▶ Direction: Review the material line by line. Identify and copy every line that contains the string "name".

(Chart and figure data)
____________________

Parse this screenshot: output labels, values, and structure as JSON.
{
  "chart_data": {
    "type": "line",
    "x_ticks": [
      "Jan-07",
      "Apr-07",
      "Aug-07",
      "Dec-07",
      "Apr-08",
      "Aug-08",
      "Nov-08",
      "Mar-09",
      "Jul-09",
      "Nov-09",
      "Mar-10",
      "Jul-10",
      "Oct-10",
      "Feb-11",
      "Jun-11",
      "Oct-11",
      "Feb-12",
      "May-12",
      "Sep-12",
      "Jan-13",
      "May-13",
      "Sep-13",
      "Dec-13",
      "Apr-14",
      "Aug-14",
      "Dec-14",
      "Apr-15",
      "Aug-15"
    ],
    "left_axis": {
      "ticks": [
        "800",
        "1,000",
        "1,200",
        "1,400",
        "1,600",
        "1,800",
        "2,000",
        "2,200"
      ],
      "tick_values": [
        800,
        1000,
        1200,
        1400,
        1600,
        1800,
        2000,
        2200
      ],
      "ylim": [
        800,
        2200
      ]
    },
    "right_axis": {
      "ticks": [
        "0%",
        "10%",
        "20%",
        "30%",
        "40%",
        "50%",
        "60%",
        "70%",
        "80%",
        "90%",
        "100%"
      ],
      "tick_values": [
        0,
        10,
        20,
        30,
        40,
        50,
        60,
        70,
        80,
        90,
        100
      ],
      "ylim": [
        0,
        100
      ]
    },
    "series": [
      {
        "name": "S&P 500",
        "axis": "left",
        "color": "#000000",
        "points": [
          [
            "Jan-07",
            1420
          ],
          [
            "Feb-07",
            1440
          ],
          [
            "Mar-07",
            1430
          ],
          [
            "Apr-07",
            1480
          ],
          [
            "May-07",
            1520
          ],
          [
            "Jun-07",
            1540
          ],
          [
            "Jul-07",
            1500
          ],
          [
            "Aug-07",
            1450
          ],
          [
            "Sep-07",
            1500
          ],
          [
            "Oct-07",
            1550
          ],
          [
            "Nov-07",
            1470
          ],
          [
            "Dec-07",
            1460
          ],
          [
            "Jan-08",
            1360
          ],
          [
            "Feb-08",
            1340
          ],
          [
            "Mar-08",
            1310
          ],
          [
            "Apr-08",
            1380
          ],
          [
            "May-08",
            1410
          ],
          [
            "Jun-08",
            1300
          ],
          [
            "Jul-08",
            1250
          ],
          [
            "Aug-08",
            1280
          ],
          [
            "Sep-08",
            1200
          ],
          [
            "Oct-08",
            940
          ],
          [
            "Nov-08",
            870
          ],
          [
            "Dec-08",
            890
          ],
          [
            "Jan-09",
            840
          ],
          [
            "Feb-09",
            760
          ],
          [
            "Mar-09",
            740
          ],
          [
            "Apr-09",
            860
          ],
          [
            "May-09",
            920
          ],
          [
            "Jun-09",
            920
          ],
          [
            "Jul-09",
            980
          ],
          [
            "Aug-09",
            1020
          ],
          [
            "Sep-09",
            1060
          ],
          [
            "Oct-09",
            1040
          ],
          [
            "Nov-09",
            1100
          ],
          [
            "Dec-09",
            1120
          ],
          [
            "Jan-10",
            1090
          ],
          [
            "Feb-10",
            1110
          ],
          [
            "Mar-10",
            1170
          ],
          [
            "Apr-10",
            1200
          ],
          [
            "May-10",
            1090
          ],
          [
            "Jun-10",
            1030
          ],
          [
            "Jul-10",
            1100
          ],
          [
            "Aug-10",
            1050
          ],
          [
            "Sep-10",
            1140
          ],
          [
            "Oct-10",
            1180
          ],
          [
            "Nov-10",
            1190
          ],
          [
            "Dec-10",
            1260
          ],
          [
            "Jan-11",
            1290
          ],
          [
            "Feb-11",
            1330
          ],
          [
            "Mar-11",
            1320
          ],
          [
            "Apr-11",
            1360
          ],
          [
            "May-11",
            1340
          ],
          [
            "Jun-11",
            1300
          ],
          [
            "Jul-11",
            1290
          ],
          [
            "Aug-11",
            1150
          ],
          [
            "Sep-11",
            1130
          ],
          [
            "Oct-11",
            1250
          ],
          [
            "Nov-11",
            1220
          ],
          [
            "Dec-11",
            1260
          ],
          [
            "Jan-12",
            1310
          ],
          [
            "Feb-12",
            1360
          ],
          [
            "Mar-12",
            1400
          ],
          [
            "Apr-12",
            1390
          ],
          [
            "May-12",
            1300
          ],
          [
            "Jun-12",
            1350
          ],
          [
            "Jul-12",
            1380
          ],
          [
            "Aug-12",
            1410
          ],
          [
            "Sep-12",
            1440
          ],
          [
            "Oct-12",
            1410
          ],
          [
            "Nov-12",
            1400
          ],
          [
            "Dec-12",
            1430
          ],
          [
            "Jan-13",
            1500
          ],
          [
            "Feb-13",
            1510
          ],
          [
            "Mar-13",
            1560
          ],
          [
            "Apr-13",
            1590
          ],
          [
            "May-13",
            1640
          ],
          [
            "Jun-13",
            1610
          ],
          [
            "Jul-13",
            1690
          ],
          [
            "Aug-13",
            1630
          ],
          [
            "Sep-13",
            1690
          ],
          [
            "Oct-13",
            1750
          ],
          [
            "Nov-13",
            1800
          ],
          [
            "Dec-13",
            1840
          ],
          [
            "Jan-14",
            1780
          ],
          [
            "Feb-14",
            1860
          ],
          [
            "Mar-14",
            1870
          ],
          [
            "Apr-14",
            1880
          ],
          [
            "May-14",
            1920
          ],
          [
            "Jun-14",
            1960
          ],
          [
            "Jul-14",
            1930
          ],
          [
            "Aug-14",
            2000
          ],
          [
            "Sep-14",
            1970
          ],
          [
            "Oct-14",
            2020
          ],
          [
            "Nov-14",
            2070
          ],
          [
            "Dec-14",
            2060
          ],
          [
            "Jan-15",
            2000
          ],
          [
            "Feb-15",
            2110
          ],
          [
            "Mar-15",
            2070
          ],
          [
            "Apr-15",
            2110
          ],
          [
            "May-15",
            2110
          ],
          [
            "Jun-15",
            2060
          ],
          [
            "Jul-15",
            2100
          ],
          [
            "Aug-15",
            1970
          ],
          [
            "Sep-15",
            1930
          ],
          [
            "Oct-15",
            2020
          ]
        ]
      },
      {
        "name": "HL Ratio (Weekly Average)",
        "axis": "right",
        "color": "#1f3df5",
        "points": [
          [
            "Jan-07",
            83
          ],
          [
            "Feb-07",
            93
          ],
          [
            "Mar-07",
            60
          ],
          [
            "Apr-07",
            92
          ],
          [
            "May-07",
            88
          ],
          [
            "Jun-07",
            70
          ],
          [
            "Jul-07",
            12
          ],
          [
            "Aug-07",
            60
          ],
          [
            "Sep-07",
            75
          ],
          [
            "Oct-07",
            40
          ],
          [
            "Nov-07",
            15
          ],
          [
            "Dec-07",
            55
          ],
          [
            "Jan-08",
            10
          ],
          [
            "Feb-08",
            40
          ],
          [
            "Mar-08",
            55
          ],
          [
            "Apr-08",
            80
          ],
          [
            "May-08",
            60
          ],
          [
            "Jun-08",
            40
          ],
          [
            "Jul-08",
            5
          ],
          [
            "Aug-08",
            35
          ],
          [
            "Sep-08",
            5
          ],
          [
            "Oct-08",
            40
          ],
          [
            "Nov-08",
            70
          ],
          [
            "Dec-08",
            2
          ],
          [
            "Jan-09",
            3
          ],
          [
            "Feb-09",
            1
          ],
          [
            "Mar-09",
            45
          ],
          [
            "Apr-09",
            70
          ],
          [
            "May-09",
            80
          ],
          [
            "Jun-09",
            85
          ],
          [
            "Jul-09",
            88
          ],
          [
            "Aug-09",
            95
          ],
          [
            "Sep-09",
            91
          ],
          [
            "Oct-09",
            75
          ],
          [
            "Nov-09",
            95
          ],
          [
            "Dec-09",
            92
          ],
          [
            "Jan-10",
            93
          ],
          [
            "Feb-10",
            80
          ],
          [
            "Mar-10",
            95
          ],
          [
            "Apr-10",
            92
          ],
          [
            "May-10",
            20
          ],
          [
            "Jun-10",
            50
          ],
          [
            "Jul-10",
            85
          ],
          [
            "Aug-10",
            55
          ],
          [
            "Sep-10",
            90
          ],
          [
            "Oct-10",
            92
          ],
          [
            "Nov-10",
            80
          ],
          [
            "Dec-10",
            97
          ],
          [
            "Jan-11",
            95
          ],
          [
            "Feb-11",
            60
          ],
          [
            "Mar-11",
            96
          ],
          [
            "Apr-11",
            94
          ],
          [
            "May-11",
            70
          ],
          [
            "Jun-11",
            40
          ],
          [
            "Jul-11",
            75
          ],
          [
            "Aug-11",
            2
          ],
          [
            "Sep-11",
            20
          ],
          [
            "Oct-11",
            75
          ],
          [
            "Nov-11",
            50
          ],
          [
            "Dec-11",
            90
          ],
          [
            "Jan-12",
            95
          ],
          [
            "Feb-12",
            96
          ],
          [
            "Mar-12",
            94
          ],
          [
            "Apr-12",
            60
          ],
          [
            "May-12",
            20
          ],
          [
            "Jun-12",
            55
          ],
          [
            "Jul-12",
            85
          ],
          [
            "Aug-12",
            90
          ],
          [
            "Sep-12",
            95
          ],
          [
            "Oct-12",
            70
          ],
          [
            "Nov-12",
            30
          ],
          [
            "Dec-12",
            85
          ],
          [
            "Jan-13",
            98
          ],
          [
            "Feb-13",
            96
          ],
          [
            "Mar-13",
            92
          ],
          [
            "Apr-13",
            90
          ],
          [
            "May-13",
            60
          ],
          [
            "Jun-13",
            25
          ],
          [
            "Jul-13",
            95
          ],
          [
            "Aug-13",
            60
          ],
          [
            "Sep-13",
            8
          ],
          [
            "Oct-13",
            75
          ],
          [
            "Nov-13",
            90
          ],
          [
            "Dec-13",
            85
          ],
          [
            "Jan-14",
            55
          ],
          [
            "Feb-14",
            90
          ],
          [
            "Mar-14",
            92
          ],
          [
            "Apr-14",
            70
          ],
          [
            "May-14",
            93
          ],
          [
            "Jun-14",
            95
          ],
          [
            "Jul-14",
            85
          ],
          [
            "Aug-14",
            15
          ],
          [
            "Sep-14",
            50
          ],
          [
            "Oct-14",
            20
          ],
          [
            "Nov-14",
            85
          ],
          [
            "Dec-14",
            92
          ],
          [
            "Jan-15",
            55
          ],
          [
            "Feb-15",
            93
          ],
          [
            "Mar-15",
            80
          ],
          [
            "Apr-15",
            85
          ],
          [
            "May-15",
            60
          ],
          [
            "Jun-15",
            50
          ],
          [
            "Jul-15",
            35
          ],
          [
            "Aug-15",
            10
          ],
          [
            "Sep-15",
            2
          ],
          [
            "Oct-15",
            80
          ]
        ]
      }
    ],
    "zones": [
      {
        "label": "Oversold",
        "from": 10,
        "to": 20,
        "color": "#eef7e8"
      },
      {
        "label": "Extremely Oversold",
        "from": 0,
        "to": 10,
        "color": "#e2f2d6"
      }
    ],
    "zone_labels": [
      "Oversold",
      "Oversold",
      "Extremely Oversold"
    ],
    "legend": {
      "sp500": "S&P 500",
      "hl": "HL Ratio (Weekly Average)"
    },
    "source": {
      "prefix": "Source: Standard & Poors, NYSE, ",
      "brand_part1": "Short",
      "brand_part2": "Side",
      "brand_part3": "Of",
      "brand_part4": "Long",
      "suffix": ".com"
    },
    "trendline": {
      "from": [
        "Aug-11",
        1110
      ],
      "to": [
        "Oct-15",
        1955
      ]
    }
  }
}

____________________

▶ Written reply:
        "name": "S&P 500",
        "name": "HL Ratio (Weekly Average)",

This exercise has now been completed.